#### REQUIRED WORK
Reproduce each line exactly, including spacing and punctuation.

#### PROVIDED RECORDS
== == ==
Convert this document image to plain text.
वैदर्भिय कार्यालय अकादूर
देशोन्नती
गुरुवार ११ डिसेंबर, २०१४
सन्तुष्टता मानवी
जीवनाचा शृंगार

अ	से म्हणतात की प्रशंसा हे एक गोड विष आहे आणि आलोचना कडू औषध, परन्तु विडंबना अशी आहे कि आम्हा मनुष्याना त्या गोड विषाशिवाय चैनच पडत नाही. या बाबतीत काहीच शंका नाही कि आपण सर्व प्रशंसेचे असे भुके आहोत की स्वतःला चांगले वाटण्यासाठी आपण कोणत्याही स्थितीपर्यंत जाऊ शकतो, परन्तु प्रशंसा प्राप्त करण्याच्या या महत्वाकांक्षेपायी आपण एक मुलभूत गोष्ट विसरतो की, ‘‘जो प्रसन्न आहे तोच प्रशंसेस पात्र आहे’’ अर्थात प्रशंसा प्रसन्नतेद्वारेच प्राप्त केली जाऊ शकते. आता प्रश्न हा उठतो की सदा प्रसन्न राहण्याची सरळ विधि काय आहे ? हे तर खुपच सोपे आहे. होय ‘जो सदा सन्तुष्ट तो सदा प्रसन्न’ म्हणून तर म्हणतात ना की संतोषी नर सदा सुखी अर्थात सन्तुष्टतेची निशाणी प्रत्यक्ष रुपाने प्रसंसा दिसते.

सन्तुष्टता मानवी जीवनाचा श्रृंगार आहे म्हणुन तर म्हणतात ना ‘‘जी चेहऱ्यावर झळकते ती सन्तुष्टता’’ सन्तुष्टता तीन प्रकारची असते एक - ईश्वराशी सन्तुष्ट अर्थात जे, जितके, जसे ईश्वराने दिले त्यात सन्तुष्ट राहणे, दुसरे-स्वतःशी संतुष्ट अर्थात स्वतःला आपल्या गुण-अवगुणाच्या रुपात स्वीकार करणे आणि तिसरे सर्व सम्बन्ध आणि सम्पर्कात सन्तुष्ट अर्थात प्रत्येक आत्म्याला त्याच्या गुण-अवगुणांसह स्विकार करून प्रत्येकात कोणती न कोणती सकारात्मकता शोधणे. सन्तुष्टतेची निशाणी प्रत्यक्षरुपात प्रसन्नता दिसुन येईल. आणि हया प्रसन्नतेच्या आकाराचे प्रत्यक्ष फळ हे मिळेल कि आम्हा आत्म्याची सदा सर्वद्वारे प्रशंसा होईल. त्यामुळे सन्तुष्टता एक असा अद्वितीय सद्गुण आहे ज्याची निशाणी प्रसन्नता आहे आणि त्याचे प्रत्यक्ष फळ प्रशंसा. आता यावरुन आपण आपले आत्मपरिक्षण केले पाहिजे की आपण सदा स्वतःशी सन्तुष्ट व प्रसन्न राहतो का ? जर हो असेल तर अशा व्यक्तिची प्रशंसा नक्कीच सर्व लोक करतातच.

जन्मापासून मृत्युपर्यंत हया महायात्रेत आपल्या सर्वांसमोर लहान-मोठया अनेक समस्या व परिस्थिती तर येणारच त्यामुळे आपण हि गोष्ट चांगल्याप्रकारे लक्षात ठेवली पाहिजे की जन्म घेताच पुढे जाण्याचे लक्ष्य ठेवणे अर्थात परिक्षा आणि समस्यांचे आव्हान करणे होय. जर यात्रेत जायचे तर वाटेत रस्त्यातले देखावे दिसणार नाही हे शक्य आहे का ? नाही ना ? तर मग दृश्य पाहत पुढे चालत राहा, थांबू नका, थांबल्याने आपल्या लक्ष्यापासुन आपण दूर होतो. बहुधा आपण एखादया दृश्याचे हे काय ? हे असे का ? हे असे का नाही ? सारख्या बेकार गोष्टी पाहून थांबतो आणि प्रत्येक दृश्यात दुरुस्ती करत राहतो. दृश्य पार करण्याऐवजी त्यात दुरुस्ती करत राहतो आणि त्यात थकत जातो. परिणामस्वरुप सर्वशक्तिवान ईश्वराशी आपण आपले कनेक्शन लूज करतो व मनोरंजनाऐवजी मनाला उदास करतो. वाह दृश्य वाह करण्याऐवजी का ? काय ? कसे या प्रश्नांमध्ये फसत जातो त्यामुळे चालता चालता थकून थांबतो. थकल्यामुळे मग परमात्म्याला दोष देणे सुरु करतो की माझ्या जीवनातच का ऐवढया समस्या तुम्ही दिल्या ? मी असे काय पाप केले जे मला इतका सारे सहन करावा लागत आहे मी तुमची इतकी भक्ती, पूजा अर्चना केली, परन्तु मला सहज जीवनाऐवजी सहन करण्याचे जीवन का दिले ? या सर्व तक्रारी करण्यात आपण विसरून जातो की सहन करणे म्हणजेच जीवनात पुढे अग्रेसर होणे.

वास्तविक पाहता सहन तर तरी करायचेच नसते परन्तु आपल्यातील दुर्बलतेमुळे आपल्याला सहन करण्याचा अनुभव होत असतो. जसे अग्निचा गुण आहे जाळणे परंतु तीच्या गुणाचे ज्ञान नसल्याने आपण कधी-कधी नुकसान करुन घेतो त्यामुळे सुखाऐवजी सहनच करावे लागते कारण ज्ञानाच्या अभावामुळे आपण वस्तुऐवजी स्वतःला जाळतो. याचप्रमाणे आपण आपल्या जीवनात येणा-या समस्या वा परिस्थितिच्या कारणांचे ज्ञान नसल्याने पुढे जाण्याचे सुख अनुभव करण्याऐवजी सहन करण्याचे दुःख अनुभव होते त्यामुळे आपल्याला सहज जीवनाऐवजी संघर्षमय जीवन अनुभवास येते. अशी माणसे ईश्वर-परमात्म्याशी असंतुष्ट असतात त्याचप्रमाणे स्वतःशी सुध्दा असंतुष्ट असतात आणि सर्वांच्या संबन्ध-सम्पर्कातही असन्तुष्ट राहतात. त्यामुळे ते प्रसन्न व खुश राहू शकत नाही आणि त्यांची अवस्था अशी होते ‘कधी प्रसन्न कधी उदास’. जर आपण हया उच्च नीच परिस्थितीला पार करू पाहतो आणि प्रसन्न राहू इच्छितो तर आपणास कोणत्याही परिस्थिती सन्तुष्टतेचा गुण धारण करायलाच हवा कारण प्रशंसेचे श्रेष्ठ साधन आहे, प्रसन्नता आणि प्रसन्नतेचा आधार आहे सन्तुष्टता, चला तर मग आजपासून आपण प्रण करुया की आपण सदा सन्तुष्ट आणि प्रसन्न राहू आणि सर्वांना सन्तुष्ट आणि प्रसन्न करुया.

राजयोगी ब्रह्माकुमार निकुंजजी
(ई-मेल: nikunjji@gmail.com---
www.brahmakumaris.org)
== == ==
#### ANSWER TO THE EXERCISE
Convert this document image to plain text.
वैदर्भिय कार्यालय अकादूर
देशोन्नती
गुरुवार ११ डिसेंबर, २०१४
सन्तुष्टता मानवी
जीवनाचा शृंगार

अ	से म्हणतात की प्रशंसा हे एक गोड विष आहे आणि आलोचना कडू औषध, परन्तु विडंबना अशी आहे कि आम्हा मनुष्याना त्या गोड विषाशिवाय चैनच पडत नाही. या बाबतीत काहीच शंका नाही कि आपण सर्व प्रशंसेचे असे भुके आहोत की स्वतःला चांगले वाटण्यासाठी आपण कोणत्याही स्थितीपर्यंत जाऊ शकतो, परन्तु प्रशंसा प्राप्त करण्याच्या या महत्वाकांक्षेपायी आपण एक मुलभूत गोष्ट विसरतो की, ‘‘जो प्रसन्न आहे तोच प्रशंसेस पात्र आहे’’ अर्थात प्रशंसा प्रसन्नतेद्वारेच प्राप्त केली जाऊ शकते. आता प्रश्न हा उठतो की सदा प्रसन्न राहण्याची सरळ विधि काय आहे ? हे तर खुपच सोपे आहे. होय ‘जो सदा सन्तुष्ट तो सदा प्रसन्न’ म्हणून तर म्हणतात ना की संतोषी नर सदा सुखी अर्थात सन्तुष्टतेची निशाणी प्रत्यक्ष रुपाने प्रसंसा दिसते.

सन्तुष्टता मानवी जीवनाचा श्रृंगार आहे म्हणुन तर म्हणतात ना ‘‘जी चेहऱ्यावर झळकते ती सन्तुष्टता’’ सन्तुष्टता तीन प्रकारची असते एक - ईश्वराशी सन्तुष्ट अर्थात जे, जितके, जसे ईश्वराने दिले त्यात सन्तुष्ट राहणे, दुसरे-स्वतःशी संतुष्ट अर्थात स्वतःला आपल्या गुण-अवगुणाच्या रुपात स्वीकार करणे आणि तिसरे सर्व सम्बन्ध आणि सम्पर्कात सन्तुष्ट अर्थात प्रत्येक आत्म्याला त्याच्या गुण-अवगुणांसह स्विकार करून प्रत्येकात कोणती न कोणती सकारात्मकता शोधणे. सन्तुष्टतेची निशाणी प्रत्यक्षरुपात प्रसन्नता दिसुन येईल. आणि हया प्रसन्नतेच्या आकाराचे प्रत्यक्ष फळ हे मिळेल कि आम्हा आत्म्याची सदा सर्वद्वारे प्रशंसा होईल. त्यामुळे सन्तुष्टता एक असा अद्वितीय सद्गुण आहे ज्याची निशाणी प्रसन्नता आहे आणि त्याचे प्रत्यक्ष फळ प्रशंसा. आता यावरुन आपण आपले आत्मपरिक्षण केले पाहिजे की आपण सदा स्वतःशी सन्तुष्ट व प्रसन्न राहतो का ? जर हो असेल तर अशा व्यक्तिची प्रशंसा नक्कीच सर्व लोक करतातच.

जन्मापासून मृत्युपर्यंत हया महायात्रेत आपल्या सर्वांसमोर लहान-मोठया अनेक समस्या व परिस्थिती तर येणारच त्यामुळे आपण हि गोष्ट चांगल्याप्रकारे लक्षात ठेवली पाहिजे की जन्म घेताच पुढे जाण्याचे लक्ष्य ठेवणे अर्थात परिक्षा आणि समस्यांचे आव्हान करणे होय. जर यात्रेत जायचे तर वाटेत रस्त्यातले देखावे दिसणार नाही हे शक्य आहे का ? नाही ना ? तर मग दृश्य पाहत पुढे चालत राहा, थांबू नका, थांबल्याने आपल्या लक्ष्यापासुन आपण दूर होतो. बहुधा आपण एखादया दृश्याचे हे काय ? हे असे का ? हे असे का नाही ? सारख्या बेकार गोष्टी पाहून थांबतो आणि प्रत्येक दृश्यात दुरुस्ती करत राहतो. दृश्य पार करण्याऐवजी त्यात दुरुस्ती करत राहतो आणि त्यात थकत जातो. परिणामस्वरुप सर्वशक्तिवान ईश्वराशी आपण आपले कनेक्शन लूज करतो व मनोरंजनाऐवजी मनाला उदास करतो. वाह दृश्य वाह करण्याऐवजी का ? काय ? कसे या प्रश्नांमध्ये फसत जातो त्यामुळे चालता चालता थकून थांबतो. थकल्यामुळे मग परमात्म्याला दोष देणे सुरु करतो की माझ्या जीवनातच का ऐवढया समस्या तुम्ही दिल्या ? मी असे काय पाप केले जे मला इतका सारे सहन करावा लागत आहे मी तुमची इतकी भक्ती, पूजा अर्चना केली, परन्तु मला सहज जीवनाऐवजी सहन करण्याचे जीवन का दिले ? या सर्व तक्रारी करण्यात आपण विसरून जातो की सहन करणे म्हणजेच जीवनात पुढे अग्रेसर होणे.

वास्तविक पाहता सहन तर तरी करायचेच नसते परन्तु आपल्यातील दुर्बलतेमुळे आपल्याला सहन करण्याचा अनुभव होत असतो. जसे अग्निचा गुण आहे जाळणे परंतु तीच्या गुणाचे ज्ञान नसल्याने आपण कधी-कधी नुकसान करुन घेतो त्यामुळे सुखाऐवजी सहनच करावे लागते कारण ज्ञानाच्या अभावामुळे आपण वस्तुऐवजी स्वतःला जाळतो. याचप्रमाणे आपण आपल्या जीवनात येणा-या समस्या वा परिस्थितिच्या कारणांचे ज्ञान नसल्याने पुढे जाण्याचे सुख अनुभव करण्याऐवजी सहन करण्याचे दुःख अनुभव होते त्यामुळे आपल्याला सहज जीवनाऐवजी संघर्षमय जीवन अनुभवास येते. अशी माणसे ईश्वर-परमात्म्याशी असंतुष्ट असतात त्याचप्रमाणे स्वतःशी सुध्दा असंतुष्ट असतात आणि सर्वांच्या संबन्ध-सम्पर्कातही असन्तुष्ट राहतात. त्यामुळे ते प्रसन्न व खुश राहू शकत नाही आणि त्यांची अवस्था अशी होते ‘कधी प्रसन्न कधी उदास’. जर आपण हया उच्च नीच परिस्थितीला पार करू पाहतो आणि प्रसन्न राहू इच्छितो तर आपणास कोणत्याही परिस्थिती सन्तुष्टतेचा गुण धारण करायलाच हवा कारण प्रशंसेचे श्रेष्ठ साधन आहे, प्रसन्नता आणि प्रसन्नतेचा आधार आहे सन्तुष्टता, चला तर मग आजपासून आपण प्रण करुया की आपण सदा सन्तुष्ट आणि प्रसन्न राहू आणि सर्वांना सन्तुष्ट आणि प्रसन्न करुया.

राजयोगी ब्रह्माकुमार निकुंजजी
(ई-मेल: nikunjji@gmail.com---
www.brahmakumaris.org)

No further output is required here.